TASK TO COMPLETE
Copy out the lines that include the word "color".

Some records
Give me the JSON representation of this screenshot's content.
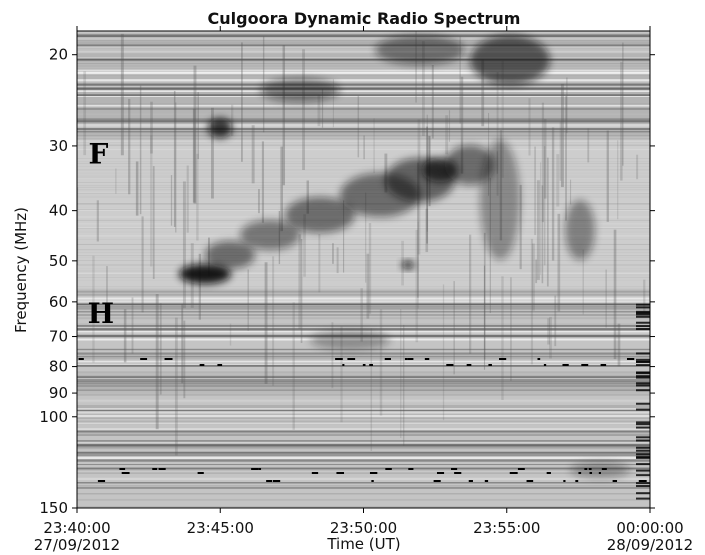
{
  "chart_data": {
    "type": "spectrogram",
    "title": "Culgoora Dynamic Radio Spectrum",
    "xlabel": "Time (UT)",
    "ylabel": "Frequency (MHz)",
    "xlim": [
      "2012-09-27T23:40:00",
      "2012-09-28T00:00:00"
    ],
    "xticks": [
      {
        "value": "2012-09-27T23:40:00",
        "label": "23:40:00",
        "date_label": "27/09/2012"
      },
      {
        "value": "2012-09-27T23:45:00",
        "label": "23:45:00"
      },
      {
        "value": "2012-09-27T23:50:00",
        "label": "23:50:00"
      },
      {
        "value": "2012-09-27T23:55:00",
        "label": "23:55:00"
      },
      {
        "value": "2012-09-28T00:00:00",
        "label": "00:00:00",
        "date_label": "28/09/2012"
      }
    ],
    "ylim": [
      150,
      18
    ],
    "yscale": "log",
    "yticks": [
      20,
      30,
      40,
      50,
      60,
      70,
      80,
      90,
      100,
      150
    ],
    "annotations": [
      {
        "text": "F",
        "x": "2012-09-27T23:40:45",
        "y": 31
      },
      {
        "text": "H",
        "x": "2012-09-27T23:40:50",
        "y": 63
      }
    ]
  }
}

---

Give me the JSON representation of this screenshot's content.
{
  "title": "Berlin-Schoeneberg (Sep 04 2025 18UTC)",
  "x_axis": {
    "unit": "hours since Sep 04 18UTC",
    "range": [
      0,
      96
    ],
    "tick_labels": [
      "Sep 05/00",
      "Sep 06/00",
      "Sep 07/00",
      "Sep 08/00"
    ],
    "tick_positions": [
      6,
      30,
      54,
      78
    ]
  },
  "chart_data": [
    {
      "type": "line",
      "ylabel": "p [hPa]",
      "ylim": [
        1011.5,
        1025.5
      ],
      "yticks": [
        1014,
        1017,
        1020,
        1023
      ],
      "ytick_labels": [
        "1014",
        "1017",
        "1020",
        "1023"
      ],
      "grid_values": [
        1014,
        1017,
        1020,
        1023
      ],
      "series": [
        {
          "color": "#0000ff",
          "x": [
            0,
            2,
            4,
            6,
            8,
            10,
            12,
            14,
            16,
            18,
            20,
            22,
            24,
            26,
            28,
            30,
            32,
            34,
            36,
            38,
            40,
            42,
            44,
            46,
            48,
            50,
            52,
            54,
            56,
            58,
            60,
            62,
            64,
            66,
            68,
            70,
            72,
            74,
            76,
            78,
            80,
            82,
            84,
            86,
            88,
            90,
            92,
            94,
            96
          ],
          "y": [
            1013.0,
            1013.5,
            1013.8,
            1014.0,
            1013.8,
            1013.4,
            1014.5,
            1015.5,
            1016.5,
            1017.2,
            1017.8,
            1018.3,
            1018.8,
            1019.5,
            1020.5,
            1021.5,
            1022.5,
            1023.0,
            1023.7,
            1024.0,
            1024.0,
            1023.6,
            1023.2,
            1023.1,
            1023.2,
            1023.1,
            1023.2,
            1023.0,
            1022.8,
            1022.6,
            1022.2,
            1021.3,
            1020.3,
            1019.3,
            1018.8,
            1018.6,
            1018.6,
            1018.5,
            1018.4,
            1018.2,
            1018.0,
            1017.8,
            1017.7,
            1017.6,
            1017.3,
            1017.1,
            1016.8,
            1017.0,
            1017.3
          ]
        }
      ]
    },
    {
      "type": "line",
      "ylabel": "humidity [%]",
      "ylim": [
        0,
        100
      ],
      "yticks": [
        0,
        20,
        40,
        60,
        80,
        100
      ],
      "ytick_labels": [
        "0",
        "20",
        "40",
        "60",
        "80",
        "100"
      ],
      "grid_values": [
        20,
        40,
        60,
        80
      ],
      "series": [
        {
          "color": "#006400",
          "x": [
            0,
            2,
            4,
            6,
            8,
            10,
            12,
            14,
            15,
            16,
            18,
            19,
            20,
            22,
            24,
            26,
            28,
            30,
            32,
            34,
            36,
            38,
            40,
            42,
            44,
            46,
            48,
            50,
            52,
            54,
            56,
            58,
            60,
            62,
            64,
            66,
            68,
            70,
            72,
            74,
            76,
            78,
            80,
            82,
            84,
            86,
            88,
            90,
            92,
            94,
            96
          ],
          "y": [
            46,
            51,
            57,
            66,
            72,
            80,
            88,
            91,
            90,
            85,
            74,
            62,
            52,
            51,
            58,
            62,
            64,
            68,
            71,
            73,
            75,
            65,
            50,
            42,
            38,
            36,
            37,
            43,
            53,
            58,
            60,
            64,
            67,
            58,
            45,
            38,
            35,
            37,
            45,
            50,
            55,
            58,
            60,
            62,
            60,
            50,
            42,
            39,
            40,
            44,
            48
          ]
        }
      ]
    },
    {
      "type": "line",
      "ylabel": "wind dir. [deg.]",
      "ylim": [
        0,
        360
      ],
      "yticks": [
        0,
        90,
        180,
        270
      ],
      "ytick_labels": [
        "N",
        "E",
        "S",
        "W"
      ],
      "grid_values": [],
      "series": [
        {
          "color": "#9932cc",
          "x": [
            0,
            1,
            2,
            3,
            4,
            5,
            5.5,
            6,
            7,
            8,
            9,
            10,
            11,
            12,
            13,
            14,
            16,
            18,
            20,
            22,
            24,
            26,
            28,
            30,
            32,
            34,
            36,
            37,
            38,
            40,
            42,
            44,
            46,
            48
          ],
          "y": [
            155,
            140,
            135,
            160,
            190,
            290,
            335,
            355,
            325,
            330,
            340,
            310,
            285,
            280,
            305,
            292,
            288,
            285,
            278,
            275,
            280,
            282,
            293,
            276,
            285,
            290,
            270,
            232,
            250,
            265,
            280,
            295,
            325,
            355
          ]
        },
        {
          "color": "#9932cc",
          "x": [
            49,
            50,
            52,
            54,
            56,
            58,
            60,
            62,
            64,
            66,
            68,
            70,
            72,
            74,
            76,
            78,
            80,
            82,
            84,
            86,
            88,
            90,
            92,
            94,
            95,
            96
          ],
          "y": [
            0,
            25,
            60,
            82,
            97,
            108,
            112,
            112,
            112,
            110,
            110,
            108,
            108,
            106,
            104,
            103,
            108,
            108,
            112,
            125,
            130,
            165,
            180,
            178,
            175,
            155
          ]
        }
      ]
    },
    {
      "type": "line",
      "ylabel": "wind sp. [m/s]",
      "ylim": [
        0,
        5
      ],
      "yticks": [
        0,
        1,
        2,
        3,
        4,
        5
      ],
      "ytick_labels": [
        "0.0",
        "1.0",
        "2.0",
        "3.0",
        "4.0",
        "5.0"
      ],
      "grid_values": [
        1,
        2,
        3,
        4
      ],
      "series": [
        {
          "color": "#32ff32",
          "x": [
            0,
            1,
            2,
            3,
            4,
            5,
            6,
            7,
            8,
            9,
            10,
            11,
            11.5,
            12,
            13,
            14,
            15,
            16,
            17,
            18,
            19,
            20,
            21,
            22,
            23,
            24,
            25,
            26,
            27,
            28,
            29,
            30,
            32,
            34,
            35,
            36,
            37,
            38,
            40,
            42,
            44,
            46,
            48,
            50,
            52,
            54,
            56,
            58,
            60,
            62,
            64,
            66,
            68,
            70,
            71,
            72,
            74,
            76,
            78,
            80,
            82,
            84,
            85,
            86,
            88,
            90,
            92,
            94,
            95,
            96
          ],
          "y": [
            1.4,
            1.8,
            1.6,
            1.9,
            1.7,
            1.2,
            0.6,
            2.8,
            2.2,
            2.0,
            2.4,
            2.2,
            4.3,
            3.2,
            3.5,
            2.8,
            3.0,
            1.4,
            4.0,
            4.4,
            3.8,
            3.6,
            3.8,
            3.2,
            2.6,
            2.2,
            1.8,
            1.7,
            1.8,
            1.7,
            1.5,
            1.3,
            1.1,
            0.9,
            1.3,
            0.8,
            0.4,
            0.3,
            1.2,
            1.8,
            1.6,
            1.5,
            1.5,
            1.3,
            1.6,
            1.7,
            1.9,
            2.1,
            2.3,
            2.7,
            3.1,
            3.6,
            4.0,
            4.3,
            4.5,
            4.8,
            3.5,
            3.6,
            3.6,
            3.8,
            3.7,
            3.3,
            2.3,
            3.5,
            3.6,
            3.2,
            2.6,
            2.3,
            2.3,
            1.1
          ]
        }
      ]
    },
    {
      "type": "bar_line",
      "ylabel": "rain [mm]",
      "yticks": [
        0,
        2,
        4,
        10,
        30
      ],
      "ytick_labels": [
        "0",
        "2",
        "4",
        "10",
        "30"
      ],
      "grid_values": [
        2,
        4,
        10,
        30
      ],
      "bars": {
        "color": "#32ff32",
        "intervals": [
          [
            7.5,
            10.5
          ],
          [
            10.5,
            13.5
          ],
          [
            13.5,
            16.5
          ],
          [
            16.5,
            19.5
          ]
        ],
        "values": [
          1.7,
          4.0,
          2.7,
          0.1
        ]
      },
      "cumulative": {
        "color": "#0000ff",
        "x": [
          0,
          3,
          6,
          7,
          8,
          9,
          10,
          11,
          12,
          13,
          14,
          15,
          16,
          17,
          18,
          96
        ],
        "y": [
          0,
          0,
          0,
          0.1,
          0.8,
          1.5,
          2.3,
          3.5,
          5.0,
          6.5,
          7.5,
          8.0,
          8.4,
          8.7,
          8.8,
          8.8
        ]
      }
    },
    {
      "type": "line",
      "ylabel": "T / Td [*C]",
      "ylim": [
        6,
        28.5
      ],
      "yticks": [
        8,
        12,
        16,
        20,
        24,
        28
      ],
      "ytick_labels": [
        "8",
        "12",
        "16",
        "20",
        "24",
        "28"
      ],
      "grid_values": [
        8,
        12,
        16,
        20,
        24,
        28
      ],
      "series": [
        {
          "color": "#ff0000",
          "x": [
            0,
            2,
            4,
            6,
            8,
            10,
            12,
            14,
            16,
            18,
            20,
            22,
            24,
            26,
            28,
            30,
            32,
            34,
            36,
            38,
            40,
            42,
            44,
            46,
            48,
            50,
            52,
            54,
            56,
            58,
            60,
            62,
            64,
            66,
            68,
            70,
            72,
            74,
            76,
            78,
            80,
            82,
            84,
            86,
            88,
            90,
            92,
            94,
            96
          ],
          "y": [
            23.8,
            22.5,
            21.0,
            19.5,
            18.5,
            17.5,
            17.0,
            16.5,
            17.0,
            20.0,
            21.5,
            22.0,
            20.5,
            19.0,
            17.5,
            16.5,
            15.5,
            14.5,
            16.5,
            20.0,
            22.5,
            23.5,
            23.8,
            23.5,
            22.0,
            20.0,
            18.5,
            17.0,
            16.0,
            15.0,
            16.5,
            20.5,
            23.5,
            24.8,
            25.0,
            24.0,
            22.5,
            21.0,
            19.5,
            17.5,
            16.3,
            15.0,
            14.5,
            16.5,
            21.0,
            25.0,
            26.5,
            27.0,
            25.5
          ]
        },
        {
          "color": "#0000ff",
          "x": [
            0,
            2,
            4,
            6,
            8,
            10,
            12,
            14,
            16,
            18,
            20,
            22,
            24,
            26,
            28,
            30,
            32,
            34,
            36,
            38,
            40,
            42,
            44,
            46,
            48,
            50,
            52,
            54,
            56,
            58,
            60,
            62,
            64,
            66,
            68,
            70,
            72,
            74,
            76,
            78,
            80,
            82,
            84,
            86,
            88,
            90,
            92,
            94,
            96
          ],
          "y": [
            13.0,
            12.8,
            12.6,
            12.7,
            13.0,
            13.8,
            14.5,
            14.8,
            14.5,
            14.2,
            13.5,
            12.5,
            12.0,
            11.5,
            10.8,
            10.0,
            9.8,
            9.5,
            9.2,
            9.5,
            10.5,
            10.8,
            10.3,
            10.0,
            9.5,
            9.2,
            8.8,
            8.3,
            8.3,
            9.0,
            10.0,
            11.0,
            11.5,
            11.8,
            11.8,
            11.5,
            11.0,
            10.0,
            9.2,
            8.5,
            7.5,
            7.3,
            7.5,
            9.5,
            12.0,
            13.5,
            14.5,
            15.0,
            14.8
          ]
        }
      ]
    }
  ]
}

EXERCISE OUTPUT
          "color": "#0000ff",
          "color": "#006400",
          "color": "#9932cc",
          "color": "#9932cc",
          "color": "#32ff32",
        "color": "#32ff32",
        "color": "#0000ff",
          "color": "#ff0000",
          "color": "#0000ff",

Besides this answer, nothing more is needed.